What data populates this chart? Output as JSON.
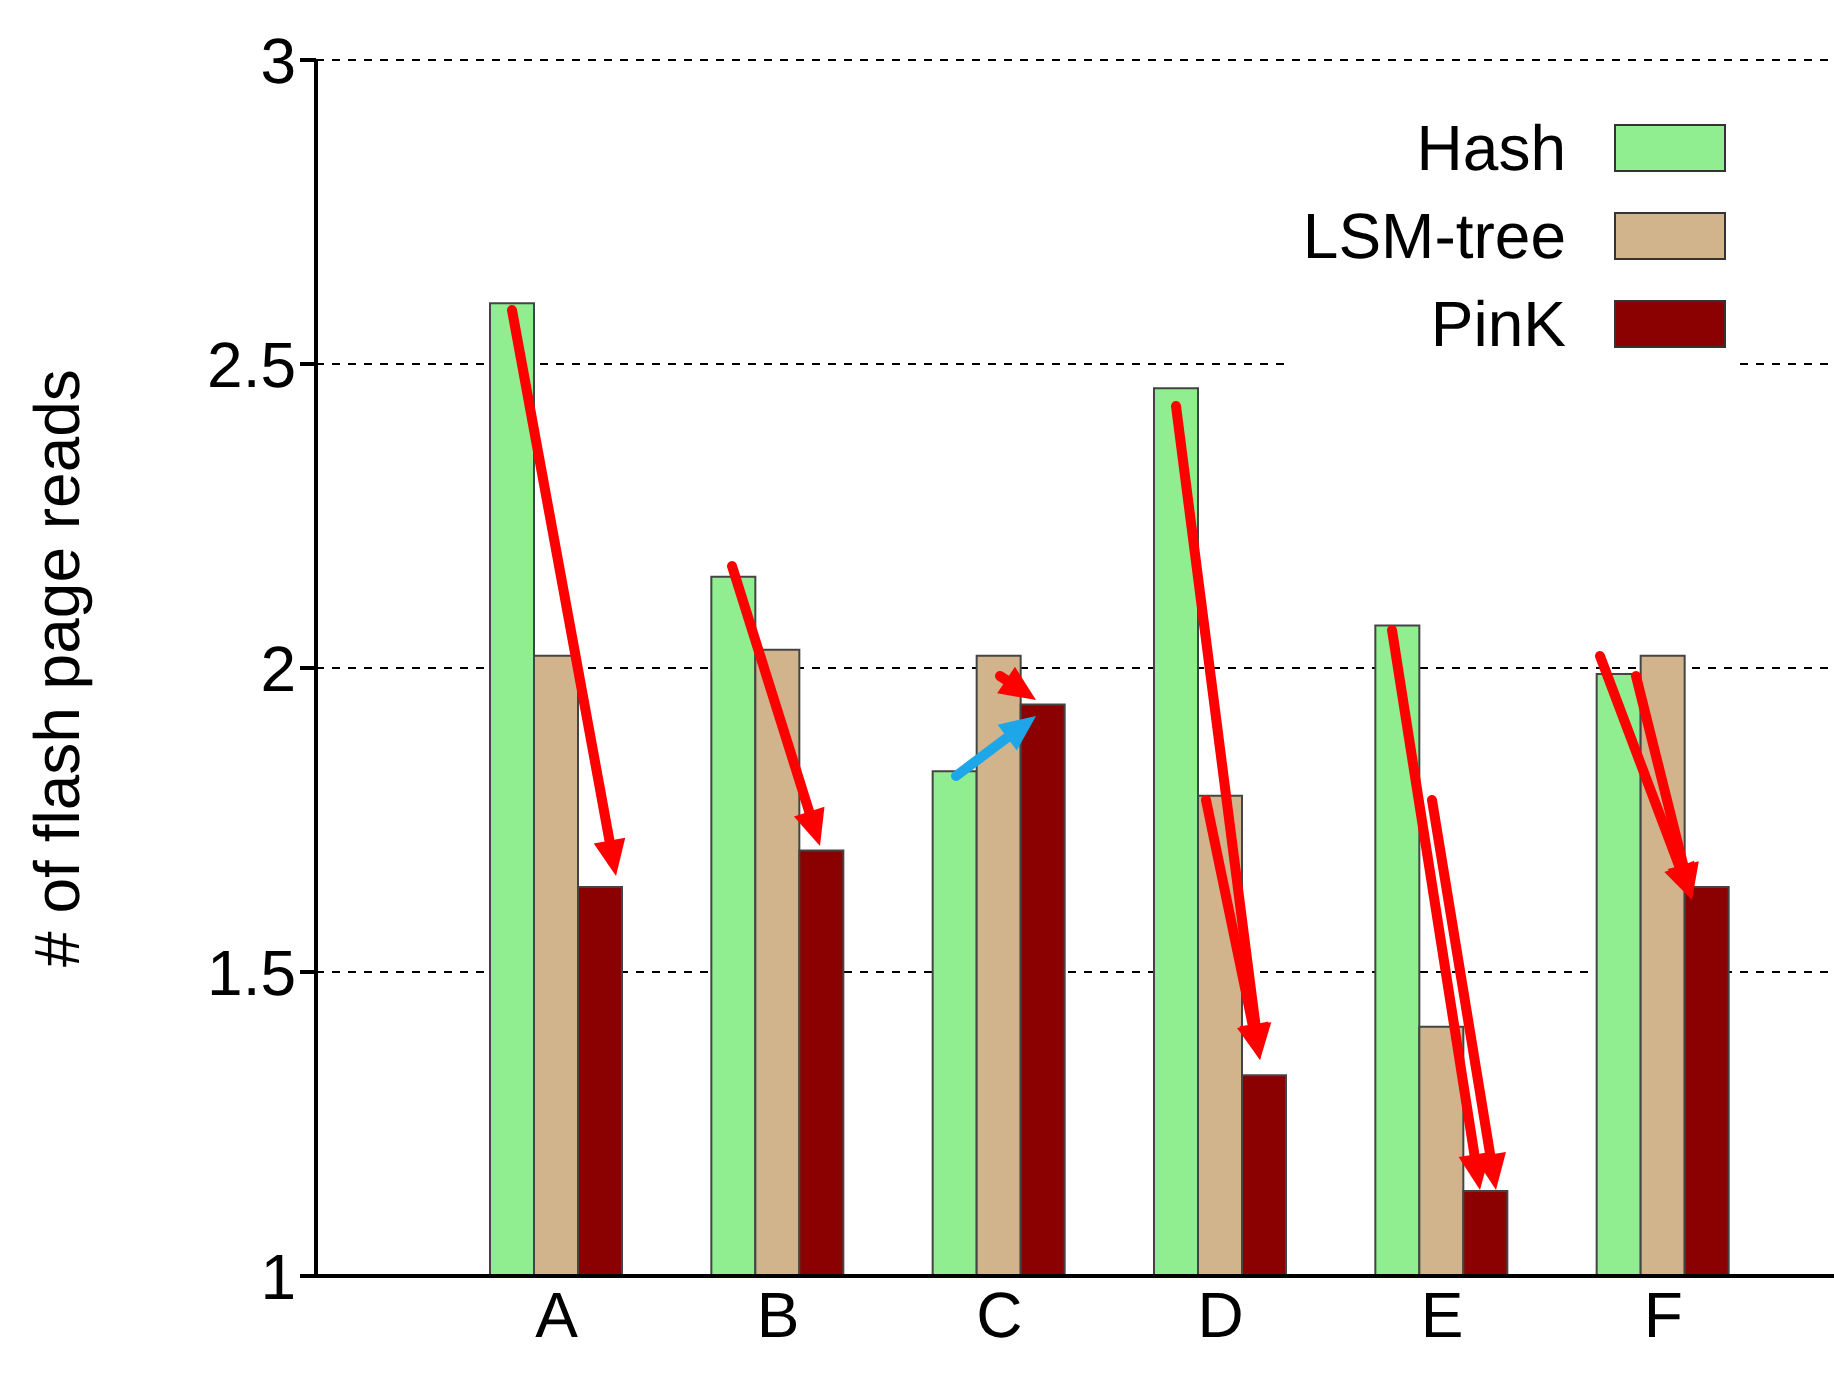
{
  "chart_data": {
    "type": "bar",
    "ylabel": "# of flash page reads",
    "categories": [
      "A",
      "B",
      "C",
      "D",
      "E",
      "F"
    ],
    "series": [
      {
        "name": "Hash",
        "color": "#90ee90",
        "values": [
          2.6,
          2.15,
          1.83,
          2.46,
          2.07,
          1.99
        ]
      },
      {
        "name": "LSM-tree",
        "color": "#d2b48c",
        "values": [
          2.02,
          2.03,
          2.02,
          1.79,
          1.41,
          2.02
        ]
      },
      {
        "name": "PinK",
        "color": "#8b0000",
        "values": [
          1.64,
          1.7,
          1.94,
          1.33,
          1.14,
          1.64
        ]
      }
    ],
    "ylim": [
      1,
      3
    ],
    "yticks": [
      1,
      1.5,
      2,
      2.5,
      3
    ],
    "grid": "y",
    "legend": "top right"
  }
}
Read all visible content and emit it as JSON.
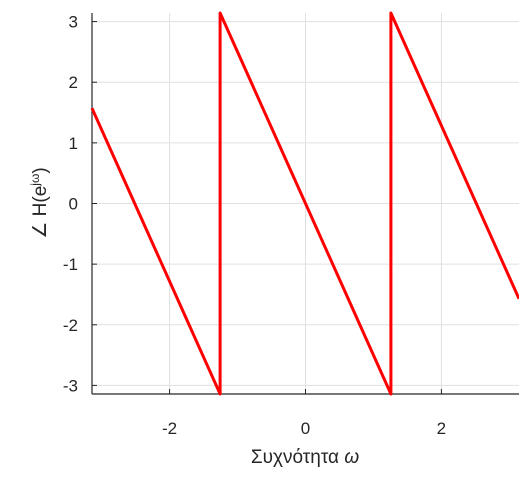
{
  "chart_data": {
    "type": "line",
    "title": "",
    "xlabel": "Συχνότητα ω",
    "ylabel": "∠ H(e^jω)",
    "xlim": [
      -3.14159,
      3.14159
    ],
    "ylim": [
      -3.14159,
      3.14159
    ],
    "xticks": [
      -2,
      0,
      2
    ],
    "xtick_labels": [
      "-2",
      "0",
      "2"
    ],
    "yticks": [
      -3,
      -2,
      -1,
      0,
      1,
      2,
      3
    ],
    "ytick_labels": [
      "-3",
      "-2",
      "-1",
      "0",
      "1",
      "2",
      "3"
    ],
    "grid": true,
    "series": [
      {
        "name": "",
        "color": "#ff0000",
        "x": [
          -3.14159,
          -1.2566,
          -1.2566,
          1.2566,
          1.2566,
          3.14159
        ],
        "y": [
          1.5708,
          -3.14159,
          3.14159,
          -3.14159,
          3.14159,
          -1.5708
        ]
      }
    ]
  }
}
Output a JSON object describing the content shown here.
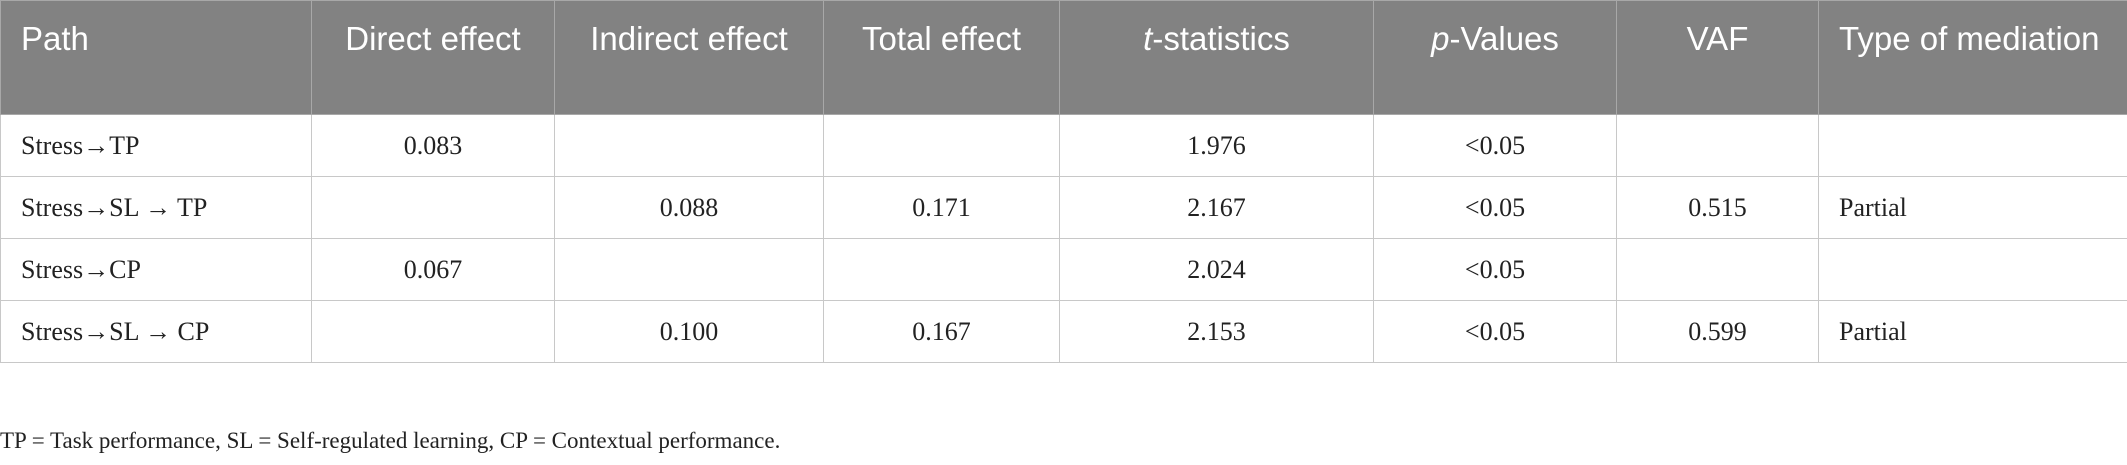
{
  "table": {
    "headers": [
      {
        "text": "Path",
        "italic_prefix": "",
        "align": "left"
      },
      {
        "text": "Direct effect",
        "italic_prefix": "",
        "align": "center"
      },
      {
        "text": "Indirect effect",
        "italic_prefix": "",
        "align": "center"
      },
      {
        "text": "Total effect",
        "italic_prefix": "",
        "align": "center"
      },
      {
        "text": "-statistics",
        "italic_prefix": "t",
        "align": "center"
      },
      {
        "text": "-Values",
        "italic_prefix": "p",
        "align": "center"
      },
      {
        "text": "VAF",
        "italic_prefix": "",
        "align": "center"
      },
      {
        "text": "Type of mediation",
        "italic_prefix": "",
        "align": "left"
      }
    ],
    "rows": [
      [
        "Stress→TP",
        "0.083",
        "",
        "",
        "1.976",
        "<0.05",
        "",
        ""
      ],
      [
        "Stress→SL → TP",
        "",
        "0.088",
        "0.171",
        "2.167",
        "<0.05",
        "0.515",
        "Partial"
      ],
      [
        "Stress→CP",
        "0.067",
        "",
        "",
        "2.024",
        "<0.05",
        "",
        ""
      ],
      [
        "Stress→SL → CP",
        "",
        "0.100",
        "0.167",
        "2.153",
        "<0.05",
        "0.599",
        "Partial"
      ]
    ]
  },
  "footnote": "TP = Task performance, SL = Self-regulated learning, CP = Contextual performance.",
  "colors": {
    "header_background": "#828282",
    "header_text": "#ffffff",
    "border": "#c8c8c8"
  }
}
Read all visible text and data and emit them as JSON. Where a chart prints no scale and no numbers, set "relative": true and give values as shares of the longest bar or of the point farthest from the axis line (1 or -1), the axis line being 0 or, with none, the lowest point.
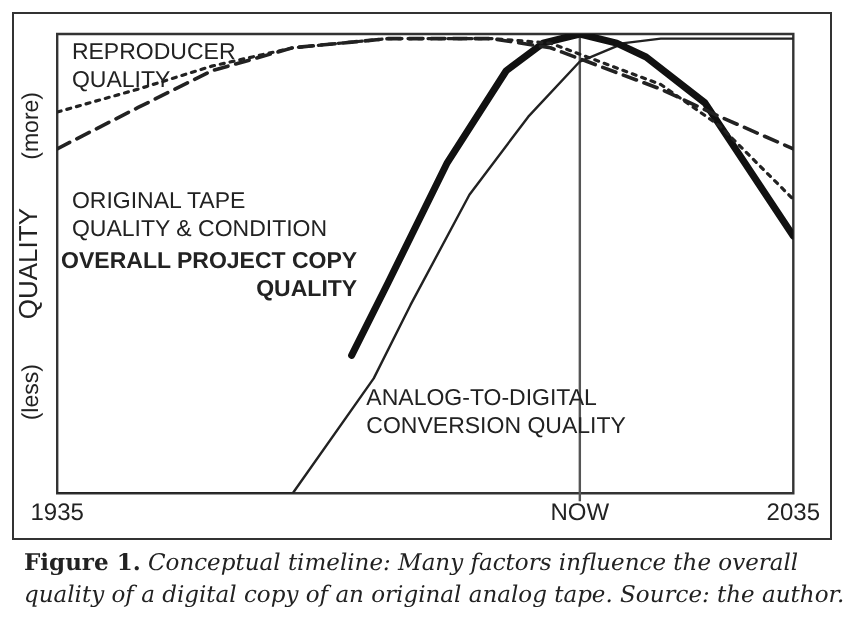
{
  "chart_data": {
    "type": "line",
    "relative": true,
    "ylabel": "QUALITY",
    "xlim": [
      1935,
      2035
    ],
    "xticks": [
      1935,
      {
        "value": 2006,
        "label": "NOW"
      },
      2035
    ],
    "grid": false,
    "legend": false,
    "marker": "none",
    "tick_labels": "x",
    "ref_lines": [
      {
        "axis": "x",
        "value": 2006,
        "color": "#555555"
      }
    ],
    "annotations": [
      "(more)",
      "(less)",
      "Figure 1.",
      "Conceptual timeline: Many factors influence the overall quality of a digital copy of an original analog tape. Source: the author."
    ],
    "series": [
      {
        "name": "REPRODUCER QUALITY",
        "color": "#222222",
        "line_style": "dotted",
        "x": [
          1935,
          1946,
          1956,
          1967,
          1980,
          1994,
          2002,
          2007,
          2017,
          2025,
          2035
        ],
        "values": [
          0.83,
          0.88,
          0.93,
          0.97,
          0.99,
          0.99,
          0.98,
          0.95,
          0.89,
          0.8,
          0.64
        ]
      },
      {
        "name": "ORIGINAL TAPE QUALITY & CONDITION",
        "color": "#222222",
        "line_style": "dashed",
        "x": [
          1935,
          1946,
          1956,
          1967,
          1980,
          1994,
          2002,
          2007,
          2017,
          2025,
          2035
        ],
        "values": [
          0.75,
          0.84,
          0.92,
          0.97,
          0.99,
          0.99,
          0.97,
          0.94,
          0.88,
          0.82,
          0.75
        ]
      },
      {
        "name": "OVERALL PROJECT COPY QUALITY",
        "color": "#111111",
        "line_style": "solid",
        "x": [
          1975,
          1980,
          1988,
          1996,
          2001,
          2006,
          2011,
          2015,
          2023,
          2035
        ],
        "values": [
          0.3,
          0.46,
          0.72,
          0.92,
          0.98,
          1,
          0.98,
          0.95,
          0.85,
          0.56
        ]
      },
      {
        "name": "ANALOG-TO-DIGITAL CONVERSION QUALITY",
        "color": "#222222",
        "line_style": "solid",
        "x": [
          1935,
          1967,
          1978,
          1983,
          1991,
          1999,
          2006,
          2012,
          2017,
          2035
        ],
        "values": [
          0,
          0,
          0.25,
          0.41,
          0.65,
          0.82,
          0.94,
          0.98,
          0.99,
          0.99
        ]
      }
    ]
  }
}
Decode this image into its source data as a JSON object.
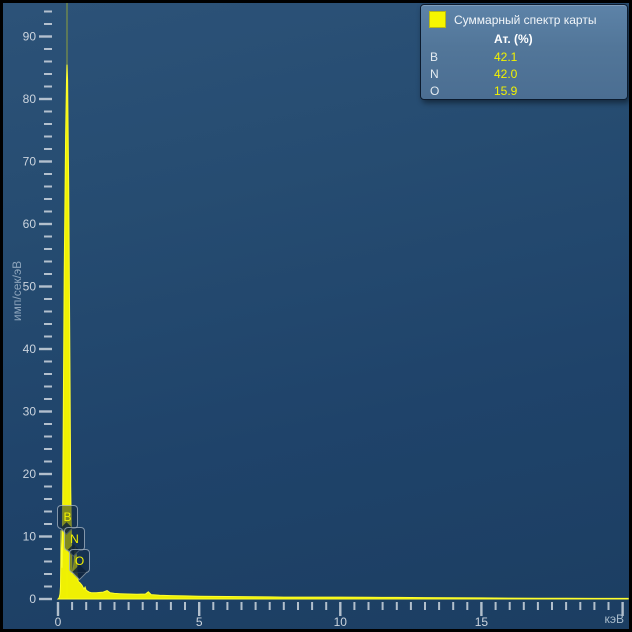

---*---

- [REQUEST]: List every line above that holds the word "emit".

- [CORRECT RESULT]:
Read all visible content and emit it as JSON.
Read all visible text and data and emit them as JSON. Where a chart prints no scale and no numbers, set "relative": true and give values as shares of the longest bar or of the point farthest from the axis line (1 or -1), the axis line being 0 or, with none, the lowest point.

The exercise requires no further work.